+++ Material for this exercise

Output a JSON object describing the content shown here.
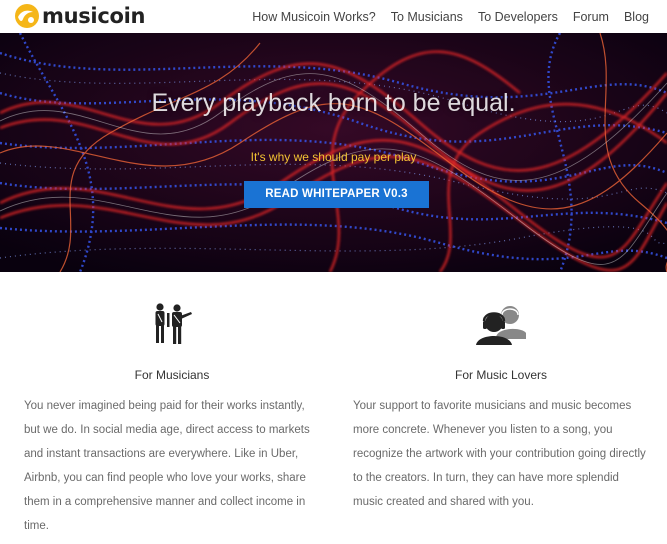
{
  "logo": {
    "text": "musicoin",
    "icon": "musicoin-logo-icon",
    "color": "#f5b618"
  },
  "nav": {
    "links": [
      "How Musicoin Works?",
      "To Musicians",
      "To Developers",
      "Forum",
      "Blog"
    ]
  },
  "hero": {
    "title": "Every playback born to be equal.",
    "subtitle": "It's why we should pay per play",
    "button_label": "READ WHITEPAPER V0.3",
    "button_color": "#1a73d4",
    "subtitle_color": "#f2c233"
  },
  "features": [
    {
      "icon": "musicians-icon",
      "title": "For Musicians",
      "text": "You never imagined being paid for their works instantly, but we do. In social media age, direct access to markets and instant transactions are everywhere. Like in Uber, Airbnb, you can find people who love your works, share them in a comprehensive manner and collect income in time."
    },
    {
      "icon": "music-lovers-icon",
      "title": "For Music Lovers",
      "text": "Your support to favorite musicians and music becomes more concrete. Whenever you listen to a song, you recognize the artwork with your contribution going directly to the creators. In turn, they can have more splendid music created and shared with you."
    }
  ]
}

++++++

■ **Objective**: Gather from the data above every line with the string "your".

■ **Solved problem**:
      "text": "You never imagined being paid for their works instantly, but we do. In social media age, direct access to markets and instant transactions are everywhere. Like in Uber, Airbnb, you can find people who love your works, share them in a comprehensive manner and collect income in time."
      "text": "Your support to favorite musicians and music becomes more concrete. Whenever you listen to a song, you recognize the artwork with your contribution going directly to the creators. In turn, they can have more splendid music created and shared with you."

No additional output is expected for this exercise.